Aim of the exercise:
Copy each line below in which the word "naar" occurs.

========================

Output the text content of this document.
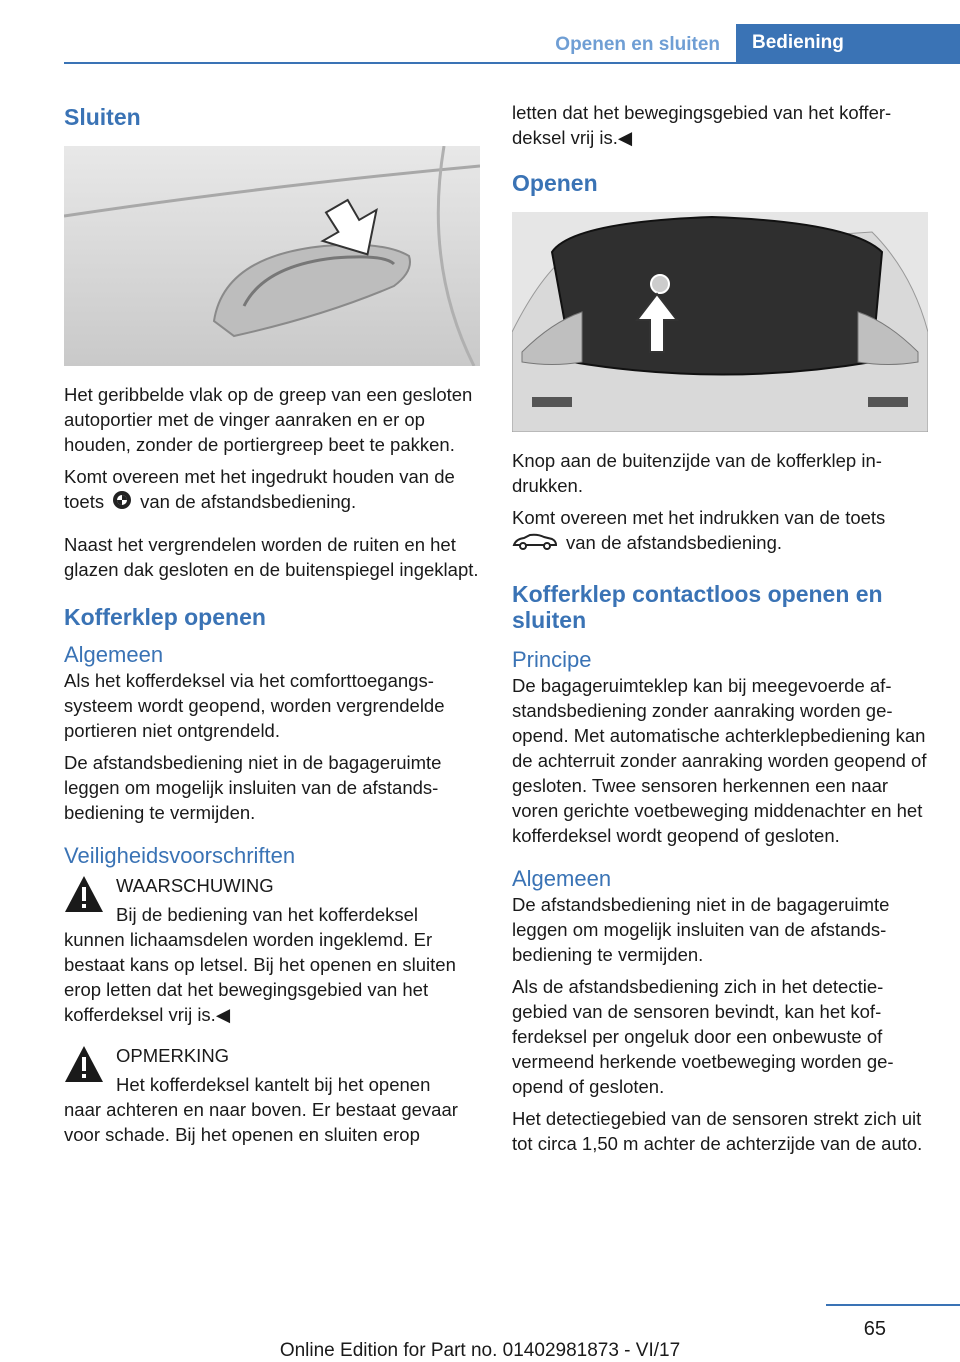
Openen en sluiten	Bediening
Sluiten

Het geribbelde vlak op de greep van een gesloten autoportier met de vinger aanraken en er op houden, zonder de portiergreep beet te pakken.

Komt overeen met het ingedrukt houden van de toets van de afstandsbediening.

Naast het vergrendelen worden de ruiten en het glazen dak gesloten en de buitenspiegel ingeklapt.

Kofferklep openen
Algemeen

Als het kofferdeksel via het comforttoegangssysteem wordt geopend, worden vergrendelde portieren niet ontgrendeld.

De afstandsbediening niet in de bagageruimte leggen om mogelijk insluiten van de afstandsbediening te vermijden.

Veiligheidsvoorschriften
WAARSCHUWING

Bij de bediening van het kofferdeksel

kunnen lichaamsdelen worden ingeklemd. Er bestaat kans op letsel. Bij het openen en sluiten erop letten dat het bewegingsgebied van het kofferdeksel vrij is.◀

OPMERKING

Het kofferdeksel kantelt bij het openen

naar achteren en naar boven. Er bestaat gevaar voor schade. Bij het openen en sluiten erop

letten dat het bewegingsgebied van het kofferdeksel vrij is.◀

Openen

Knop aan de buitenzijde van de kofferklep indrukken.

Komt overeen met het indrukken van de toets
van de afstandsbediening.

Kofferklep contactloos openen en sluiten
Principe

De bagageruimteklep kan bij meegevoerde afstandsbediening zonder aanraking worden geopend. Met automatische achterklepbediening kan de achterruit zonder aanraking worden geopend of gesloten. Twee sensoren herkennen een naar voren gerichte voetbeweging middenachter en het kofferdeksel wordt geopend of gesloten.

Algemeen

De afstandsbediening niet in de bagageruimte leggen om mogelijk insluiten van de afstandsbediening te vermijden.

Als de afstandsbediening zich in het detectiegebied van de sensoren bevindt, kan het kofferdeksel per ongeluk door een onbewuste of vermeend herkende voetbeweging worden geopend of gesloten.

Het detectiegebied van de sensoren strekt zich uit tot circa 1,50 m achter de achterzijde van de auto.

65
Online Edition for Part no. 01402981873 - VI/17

========================

Solution to this exercise:
naar achteren en naar boven. Er bestaat gevaar voor schade. Bij het openen en sluiten erop
De bagageruimteklep kan bij meegevoerde afstandsbediening zonder aanraking worden geopend. Met automatische achterklepbediening kan de achterruit zonder aanraking worden geopend of gesloten. Twee sensoren herkennen een naar voren gerichte voetbeweging middenachter en het kofferdeksel wordt geopend of gesloten.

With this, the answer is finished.